━━━━━ LISTED RECORDS ━━━━━

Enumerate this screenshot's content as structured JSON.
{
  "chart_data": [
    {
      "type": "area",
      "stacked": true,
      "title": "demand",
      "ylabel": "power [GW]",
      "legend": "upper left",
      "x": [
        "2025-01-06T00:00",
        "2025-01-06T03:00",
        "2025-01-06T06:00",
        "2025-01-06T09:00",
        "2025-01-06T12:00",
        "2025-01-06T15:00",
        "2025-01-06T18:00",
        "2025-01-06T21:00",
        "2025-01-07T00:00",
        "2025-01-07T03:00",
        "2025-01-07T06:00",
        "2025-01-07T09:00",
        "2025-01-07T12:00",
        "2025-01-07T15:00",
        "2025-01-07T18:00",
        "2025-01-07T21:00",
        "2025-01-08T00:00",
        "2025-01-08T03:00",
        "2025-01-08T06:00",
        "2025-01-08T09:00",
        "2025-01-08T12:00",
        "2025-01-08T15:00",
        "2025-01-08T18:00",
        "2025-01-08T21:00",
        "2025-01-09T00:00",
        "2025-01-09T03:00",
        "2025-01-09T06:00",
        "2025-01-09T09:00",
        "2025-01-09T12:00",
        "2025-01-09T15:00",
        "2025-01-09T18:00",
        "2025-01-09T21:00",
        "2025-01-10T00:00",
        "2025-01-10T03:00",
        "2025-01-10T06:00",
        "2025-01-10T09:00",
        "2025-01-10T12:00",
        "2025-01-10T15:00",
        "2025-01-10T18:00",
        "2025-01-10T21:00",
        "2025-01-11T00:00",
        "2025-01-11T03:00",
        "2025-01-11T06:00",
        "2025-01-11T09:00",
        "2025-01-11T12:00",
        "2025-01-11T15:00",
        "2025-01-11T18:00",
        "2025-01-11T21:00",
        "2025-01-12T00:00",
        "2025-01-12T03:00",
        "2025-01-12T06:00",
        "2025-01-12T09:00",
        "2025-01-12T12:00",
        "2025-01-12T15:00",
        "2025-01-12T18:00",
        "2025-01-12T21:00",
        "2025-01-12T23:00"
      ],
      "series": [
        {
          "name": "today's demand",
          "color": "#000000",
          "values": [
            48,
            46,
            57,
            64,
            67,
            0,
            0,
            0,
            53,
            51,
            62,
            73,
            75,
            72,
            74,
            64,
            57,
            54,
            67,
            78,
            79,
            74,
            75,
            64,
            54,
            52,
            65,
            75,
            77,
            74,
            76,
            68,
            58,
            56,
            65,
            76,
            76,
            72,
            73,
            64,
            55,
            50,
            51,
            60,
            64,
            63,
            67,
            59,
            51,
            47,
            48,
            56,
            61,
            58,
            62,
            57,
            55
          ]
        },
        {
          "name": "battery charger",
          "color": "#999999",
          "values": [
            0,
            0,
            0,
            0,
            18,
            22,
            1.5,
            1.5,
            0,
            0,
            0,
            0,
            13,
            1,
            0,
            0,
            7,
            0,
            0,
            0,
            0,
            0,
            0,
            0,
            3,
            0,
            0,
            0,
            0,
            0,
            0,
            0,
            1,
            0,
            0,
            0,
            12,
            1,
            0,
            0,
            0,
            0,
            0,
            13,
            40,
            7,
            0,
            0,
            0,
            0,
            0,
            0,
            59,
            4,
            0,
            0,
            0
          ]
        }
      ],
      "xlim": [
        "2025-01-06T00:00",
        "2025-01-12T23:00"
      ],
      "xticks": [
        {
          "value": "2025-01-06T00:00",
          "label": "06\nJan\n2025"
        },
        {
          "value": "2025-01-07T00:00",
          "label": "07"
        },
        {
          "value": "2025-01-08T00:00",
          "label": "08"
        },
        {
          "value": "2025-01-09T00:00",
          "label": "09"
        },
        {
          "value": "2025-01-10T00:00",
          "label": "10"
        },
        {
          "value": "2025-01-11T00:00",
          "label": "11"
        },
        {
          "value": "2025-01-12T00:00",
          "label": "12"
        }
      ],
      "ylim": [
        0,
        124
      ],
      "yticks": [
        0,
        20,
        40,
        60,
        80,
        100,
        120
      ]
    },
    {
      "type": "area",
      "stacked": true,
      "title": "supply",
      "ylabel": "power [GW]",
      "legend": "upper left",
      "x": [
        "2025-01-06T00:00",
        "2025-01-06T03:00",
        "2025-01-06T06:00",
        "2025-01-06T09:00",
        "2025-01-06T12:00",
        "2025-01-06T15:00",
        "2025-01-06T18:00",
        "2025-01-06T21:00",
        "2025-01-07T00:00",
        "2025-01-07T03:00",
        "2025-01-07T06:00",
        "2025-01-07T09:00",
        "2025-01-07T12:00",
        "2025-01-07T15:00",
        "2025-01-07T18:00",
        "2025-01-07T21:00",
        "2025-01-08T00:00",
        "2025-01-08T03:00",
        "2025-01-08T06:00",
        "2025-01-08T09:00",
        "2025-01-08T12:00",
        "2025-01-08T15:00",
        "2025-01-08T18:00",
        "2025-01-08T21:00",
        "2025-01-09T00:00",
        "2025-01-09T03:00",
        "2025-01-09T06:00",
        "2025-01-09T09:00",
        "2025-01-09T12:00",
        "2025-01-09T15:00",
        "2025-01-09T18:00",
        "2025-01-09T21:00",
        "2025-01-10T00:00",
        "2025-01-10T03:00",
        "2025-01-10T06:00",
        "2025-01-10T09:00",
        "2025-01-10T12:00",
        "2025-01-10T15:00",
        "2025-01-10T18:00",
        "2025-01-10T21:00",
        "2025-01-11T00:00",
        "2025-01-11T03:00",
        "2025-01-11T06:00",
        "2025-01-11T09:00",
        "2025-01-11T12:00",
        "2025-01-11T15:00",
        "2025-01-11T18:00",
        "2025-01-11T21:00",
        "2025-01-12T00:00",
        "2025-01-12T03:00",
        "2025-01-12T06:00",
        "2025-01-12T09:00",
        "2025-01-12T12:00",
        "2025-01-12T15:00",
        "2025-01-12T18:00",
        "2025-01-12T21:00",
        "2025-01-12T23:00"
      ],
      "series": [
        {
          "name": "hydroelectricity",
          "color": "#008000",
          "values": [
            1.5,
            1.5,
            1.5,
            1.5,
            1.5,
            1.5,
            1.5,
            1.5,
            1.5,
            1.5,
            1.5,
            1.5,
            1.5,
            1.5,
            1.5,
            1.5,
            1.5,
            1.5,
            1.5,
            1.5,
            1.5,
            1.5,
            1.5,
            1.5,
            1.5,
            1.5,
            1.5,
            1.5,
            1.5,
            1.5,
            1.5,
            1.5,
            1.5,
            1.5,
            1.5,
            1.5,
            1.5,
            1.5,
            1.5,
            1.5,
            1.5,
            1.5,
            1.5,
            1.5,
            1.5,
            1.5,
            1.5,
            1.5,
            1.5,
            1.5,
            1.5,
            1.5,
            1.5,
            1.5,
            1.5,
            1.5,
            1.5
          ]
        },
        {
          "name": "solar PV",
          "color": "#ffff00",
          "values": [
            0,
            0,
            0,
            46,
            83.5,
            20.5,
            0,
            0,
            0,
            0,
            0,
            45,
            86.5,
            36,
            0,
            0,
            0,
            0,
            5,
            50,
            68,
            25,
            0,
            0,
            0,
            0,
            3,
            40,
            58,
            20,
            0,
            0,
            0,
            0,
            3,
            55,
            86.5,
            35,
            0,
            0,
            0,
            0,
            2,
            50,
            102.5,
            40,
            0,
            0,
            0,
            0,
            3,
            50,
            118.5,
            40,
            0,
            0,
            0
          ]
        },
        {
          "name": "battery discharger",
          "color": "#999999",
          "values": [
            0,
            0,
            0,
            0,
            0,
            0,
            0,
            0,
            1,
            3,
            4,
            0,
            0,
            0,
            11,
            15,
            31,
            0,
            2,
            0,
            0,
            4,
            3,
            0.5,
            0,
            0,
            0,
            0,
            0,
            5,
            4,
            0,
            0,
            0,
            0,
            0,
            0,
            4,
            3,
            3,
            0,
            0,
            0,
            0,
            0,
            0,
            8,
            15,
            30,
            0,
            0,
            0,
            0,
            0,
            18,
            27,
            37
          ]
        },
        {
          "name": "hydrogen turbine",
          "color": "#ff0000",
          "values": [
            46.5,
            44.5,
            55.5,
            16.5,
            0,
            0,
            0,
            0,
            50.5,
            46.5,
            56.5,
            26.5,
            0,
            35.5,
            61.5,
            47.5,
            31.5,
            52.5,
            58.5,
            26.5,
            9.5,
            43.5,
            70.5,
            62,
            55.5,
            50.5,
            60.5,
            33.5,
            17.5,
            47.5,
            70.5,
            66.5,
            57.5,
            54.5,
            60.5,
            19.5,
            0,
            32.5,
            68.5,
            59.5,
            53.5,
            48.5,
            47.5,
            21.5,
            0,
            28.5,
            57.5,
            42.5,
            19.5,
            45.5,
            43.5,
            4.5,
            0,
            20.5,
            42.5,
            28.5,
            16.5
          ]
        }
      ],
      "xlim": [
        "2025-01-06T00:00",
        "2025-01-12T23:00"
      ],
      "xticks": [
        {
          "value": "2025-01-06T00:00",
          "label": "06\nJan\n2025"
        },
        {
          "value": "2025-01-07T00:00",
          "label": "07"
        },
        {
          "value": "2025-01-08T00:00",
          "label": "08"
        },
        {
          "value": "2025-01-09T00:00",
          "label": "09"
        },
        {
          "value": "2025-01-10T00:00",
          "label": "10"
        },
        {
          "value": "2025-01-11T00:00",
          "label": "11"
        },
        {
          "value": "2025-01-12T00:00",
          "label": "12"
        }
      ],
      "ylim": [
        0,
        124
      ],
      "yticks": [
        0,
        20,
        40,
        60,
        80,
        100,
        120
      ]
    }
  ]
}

━━━━━

In the data above, count the lines where the word "color" appears; reply with the number only.

6